**SELECTED PASSAGE:**
::::::
CBM-RAG: Demonstrating Enhanced Interpretability in Radiology Report Generation with Multi-Agent RAG and Concept Bottleneck Models
This work addresses interpretability and reliability challenges for clinical adoption in radiology, though it appears incremental as it builds on existing CBMs and RAG methods.
The paper tackled the problem of low interpretability and reliability in automated radiology report generation by combining Concept Bottleneck Models with a Multi-Agent RAG system, resulting in a framework that delivers interpretable predictions, mitigates hallucinations, and generates high-quality reports.
Advancements in generative Artificial Intelligence (AI) hold great promise for automating radiology workflows, yet challenges in interpretability and reliability hinder clinical adoption. This paper presents an automated radiology report generation framework that combines Concept Bottleneck Models (CBMs) with a Multi-Agent Retrieval-Augmented Generation (RAG) system to bridge AI performance with clinical explainability. CBMs map chest X-ray features to human-understandable clinical concepts, enabling transparent disease classification. Meanwhile, the RAG system integrates multi-agent collaboration and external knowledge to produce contextually rich, evidence-based reports. Our demonstration showcases the system's ability to deliver interpretable predictions, mitigate hallucinations, and generate high-quality, tailored reports with an interactive interface addressing accuracy, trust, and usability challenges. This framework provides a pathway to improving diagnostic consistency and empowering radiologists with actionable insights.
::::::
(Document layout detection data)

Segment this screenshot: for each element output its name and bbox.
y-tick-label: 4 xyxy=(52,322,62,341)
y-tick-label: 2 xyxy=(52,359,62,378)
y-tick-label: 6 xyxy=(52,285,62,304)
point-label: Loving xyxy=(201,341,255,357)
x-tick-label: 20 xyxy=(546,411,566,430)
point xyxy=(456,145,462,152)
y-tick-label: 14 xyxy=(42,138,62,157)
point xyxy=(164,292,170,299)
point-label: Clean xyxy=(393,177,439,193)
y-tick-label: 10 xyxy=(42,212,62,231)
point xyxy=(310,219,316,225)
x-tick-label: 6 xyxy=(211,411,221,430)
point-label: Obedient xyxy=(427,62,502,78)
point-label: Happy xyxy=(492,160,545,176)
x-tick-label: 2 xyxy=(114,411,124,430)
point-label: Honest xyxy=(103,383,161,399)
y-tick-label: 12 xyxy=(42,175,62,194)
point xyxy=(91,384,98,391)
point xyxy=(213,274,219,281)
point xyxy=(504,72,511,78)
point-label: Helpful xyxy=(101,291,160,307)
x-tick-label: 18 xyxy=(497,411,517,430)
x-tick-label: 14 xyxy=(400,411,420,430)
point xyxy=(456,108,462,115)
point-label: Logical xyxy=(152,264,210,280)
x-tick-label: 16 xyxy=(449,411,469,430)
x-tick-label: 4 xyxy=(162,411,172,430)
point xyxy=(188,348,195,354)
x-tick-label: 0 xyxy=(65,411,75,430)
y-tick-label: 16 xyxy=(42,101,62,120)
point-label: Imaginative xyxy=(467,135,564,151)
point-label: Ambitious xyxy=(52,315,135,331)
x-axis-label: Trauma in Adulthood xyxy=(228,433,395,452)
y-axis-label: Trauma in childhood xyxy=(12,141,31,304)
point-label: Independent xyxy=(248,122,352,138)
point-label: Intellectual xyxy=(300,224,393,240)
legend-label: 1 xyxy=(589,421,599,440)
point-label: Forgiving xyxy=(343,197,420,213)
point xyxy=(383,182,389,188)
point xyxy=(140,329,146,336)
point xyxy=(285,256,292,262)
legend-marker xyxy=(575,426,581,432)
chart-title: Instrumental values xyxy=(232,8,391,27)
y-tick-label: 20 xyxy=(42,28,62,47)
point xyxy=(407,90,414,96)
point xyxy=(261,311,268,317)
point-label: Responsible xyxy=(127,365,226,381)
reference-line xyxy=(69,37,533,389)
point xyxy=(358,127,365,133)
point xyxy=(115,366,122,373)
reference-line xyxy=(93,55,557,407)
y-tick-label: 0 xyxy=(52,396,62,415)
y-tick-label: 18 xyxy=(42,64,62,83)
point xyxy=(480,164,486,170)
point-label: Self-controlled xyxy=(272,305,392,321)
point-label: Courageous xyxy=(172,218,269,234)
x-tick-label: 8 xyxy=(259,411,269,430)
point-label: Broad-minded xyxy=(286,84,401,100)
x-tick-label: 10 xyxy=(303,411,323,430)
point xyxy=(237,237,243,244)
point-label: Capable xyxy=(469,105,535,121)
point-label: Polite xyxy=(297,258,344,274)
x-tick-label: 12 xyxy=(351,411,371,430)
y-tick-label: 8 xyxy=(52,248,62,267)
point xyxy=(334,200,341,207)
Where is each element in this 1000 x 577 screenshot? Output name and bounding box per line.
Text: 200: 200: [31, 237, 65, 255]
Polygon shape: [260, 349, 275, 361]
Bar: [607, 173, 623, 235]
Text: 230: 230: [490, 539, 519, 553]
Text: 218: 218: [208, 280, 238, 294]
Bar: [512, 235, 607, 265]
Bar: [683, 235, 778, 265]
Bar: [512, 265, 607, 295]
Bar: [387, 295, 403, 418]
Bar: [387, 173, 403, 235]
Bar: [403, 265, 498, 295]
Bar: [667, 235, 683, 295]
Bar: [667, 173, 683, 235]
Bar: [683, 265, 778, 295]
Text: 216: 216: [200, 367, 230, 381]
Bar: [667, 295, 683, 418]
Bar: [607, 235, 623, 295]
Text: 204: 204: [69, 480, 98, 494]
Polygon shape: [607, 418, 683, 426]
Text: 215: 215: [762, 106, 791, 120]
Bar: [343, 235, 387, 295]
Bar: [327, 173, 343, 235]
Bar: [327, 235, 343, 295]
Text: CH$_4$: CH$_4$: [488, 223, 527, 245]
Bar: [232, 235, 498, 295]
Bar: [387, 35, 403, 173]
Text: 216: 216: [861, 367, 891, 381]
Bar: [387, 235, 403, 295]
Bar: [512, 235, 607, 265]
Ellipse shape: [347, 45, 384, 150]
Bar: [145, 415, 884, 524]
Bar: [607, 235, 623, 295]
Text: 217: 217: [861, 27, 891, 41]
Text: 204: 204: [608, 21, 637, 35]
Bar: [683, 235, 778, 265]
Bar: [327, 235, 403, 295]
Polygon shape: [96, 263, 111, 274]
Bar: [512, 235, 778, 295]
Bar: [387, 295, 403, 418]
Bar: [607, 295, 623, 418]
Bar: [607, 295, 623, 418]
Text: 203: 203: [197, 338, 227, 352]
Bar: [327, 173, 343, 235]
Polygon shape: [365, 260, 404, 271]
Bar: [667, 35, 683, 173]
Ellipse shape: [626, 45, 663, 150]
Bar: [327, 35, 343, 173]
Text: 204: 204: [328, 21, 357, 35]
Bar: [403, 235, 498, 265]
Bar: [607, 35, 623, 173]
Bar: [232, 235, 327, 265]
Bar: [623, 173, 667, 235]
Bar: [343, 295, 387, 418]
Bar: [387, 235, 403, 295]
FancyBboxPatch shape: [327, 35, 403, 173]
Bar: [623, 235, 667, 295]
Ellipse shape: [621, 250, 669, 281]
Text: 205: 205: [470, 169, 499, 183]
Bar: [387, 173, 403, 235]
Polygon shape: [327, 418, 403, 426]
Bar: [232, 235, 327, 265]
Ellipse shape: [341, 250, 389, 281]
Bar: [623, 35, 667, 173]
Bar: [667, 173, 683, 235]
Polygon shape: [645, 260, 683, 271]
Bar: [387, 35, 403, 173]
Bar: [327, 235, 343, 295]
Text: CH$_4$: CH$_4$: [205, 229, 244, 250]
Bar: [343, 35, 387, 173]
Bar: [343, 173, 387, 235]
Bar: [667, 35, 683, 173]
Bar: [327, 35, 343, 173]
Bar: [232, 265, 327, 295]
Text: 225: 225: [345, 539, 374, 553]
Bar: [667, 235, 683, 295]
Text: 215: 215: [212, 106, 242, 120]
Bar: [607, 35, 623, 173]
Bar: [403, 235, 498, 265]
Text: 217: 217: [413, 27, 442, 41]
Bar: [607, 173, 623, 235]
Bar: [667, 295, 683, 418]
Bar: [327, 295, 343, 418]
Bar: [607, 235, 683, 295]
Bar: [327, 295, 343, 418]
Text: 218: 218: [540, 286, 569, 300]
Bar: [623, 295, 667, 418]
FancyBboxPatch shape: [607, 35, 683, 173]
::::::
**WHAT NEEDS TO BE DONE:** Please transcribe the part of the radiology report generation text above that opens with the words "The paper tackled" and closes with "generates high-quality reports.".

**EXERCISE ANSWER:**
The paper tackled the problem of low interpretability and reliability in automated radiology report generation by combining Concept Bottleneck Models with a Multi-Agent RAG system, resulting in a framework that delivers interpretable predictions, mitigates hallucinations, and generates high-quality reports.